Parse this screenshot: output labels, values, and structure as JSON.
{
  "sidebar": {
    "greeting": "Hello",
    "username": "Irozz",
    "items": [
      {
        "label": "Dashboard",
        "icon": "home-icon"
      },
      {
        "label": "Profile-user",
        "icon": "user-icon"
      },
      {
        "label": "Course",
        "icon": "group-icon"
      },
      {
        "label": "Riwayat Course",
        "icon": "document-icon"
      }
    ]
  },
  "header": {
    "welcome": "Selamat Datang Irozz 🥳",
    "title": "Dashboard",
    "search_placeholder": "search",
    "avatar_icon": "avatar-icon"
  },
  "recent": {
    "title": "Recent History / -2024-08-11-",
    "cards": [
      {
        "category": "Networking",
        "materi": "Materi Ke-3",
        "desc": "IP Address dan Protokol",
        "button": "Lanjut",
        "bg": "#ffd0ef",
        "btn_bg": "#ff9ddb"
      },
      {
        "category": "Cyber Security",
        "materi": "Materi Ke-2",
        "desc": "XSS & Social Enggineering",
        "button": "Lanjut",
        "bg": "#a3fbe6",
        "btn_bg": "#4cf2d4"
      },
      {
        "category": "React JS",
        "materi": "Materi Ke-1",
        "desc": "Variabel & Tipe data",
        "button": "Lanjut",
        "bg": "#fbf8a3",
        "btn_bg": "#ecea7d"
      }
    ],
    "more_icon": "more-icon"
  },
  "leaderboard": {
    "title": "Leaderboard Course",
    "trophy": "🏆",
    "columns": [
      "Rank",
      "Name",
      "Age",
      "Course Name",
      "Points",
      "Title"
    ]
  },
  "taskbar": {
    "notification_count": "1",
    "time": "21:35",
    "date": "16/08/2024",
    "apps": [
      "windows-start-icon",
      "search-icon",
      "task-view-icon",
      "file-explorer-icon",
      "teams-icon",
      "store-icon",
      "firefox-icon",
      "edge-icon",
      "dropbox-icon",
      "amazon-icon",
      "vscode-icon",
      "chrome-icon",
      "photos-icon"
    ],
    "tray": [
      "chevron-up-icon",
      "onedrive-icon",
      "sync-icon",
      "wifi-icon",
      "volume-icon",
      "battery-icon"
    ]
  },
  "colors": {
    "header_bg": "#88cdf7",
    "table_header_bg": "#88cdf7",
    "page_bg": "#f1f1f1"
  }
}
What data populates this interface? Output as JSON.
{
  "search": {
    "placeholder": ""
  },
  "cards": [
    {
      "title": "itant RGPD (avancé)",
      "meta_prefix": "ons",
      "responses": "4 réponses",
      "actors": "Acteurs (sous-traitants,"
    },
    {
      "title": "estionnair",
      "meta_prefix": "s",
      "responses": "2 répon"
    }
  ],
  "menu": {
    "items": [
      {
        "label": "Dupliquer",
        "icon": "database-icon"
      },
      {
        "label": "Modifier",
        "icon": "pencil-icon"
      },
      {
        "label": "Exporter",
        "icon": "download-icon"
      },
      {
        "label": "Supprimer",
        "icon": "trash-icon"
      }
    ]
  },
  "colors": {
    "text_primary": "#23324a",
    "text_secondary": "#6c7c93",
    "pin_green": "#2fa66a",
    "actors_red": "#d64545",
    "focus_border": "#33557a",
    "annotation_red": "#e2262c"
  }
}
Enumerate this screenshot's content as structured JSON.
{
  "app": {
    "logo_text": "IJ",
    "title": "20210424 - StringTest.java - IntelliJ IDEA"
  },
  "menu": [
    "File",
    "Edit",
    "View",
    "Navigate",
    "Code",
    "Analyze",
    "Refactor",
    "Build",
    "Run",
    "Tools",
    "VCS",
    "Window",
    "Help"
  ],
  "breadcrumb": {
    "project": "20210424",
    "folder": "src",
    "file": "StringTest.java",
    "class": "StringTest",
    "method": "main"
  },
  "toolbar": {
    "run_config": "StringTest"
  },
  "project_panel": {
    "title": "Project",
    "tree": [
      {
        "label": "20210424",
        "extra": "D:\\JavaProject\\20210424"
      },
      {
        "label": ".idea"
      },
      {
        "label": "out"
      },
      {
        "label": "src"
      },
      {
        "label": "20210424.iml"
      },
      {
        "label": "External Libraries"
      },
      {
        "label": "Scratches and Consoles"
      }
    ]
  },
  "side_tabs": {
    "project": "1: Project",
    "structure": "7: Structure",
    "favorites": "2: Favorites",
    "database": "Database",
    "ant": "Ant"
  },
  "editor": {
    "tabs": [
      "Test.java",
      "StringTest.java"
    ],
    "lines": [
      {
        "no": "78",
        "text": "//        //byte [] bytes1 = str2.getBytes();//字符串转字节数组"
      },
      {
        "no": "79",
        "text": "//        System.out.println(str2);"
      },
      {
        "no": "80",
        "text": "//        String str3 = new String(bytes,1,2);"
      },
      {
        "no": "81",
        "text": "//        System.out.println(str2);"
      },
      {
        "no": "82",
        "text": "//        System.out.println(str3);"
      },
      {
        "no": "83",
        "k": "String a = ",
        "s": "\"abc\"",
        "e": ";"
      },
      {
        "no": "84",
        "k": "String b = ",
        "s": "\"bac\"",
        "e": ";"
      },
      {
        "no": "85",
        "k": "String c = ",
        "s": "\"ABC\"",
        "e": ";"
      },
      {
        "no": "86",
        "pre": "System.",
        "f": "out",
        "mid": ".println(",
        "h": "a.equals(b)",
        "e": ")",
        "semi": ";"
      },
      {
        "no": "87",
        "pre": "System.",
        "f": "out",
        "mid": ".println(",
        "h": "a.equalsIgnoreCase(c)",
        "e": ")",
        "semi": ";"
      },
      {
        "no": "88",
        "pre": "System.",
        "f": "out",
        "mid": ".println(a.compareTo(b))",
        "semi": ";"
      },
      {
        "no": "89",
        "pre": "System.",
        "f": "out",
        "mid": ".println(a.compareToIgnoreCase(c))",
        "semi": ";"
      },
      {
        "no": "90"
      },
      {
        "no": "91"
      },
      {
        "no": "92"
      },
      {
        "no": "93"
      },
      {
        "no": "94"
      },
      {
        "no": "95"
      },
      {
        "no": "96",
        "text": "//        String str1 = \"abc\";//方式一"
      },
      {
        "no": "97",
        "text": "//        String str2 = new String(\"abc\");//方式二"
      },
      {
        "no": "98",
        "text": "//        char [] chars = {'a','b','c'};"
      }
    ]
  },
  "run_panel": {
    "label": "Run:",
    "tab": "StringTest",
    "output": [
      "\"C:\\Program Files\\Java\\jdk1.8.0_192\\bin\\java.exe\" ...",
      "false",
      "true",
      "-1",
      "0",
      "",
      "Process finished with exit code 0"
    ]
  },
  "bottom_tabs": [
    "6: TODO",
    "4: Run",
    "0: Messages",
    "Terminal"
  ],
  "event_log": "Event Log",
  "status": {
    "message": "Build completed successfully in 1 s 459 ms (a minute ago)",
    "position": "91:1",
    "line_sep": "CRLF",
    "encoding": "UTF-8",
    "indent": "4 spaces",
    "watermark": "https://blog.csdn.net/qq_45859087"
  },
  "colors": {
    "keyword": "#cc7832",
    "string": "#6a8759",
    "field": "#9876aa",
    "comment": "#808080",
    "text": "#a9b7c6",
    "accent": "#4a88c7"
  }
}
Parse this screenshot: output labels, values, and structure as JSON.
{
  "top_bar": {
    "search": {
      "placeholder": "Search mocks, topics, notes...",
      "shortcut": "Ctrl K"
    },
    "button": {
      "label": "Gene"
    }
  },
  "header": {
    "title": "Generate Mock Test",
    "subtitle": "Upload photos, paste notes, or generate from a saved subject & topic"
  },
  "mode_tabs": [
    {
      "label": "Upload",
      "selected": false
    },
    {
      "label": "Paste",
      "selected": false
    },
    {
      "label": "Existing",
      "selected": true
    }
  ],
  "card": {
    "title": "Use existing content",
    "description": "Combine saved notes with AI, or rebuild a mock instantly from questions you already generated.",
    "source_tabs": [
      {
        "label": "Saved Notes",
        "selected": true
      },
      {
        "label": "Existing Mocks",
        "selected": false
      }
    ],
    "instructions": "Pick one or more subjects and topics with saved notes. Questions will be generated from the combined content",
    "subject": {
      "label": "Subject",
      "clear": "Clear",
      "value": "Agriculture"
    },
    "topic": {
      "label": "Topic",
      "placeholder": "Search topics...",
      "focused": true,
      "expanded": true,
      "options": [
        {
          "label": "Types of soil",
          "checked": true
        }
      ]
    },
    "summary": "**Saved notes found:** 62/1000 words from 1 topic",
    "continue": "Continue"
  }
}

********

Pull every line containing the word "generated" out of the entries above.

Task answer:
    "description": "Combine saved notes with AI, or rebuild a mock instantly from questions you already generated.",
    "instructions": "Pick one or more subjects and topics with saved notes. Questions will be generated from the combined content",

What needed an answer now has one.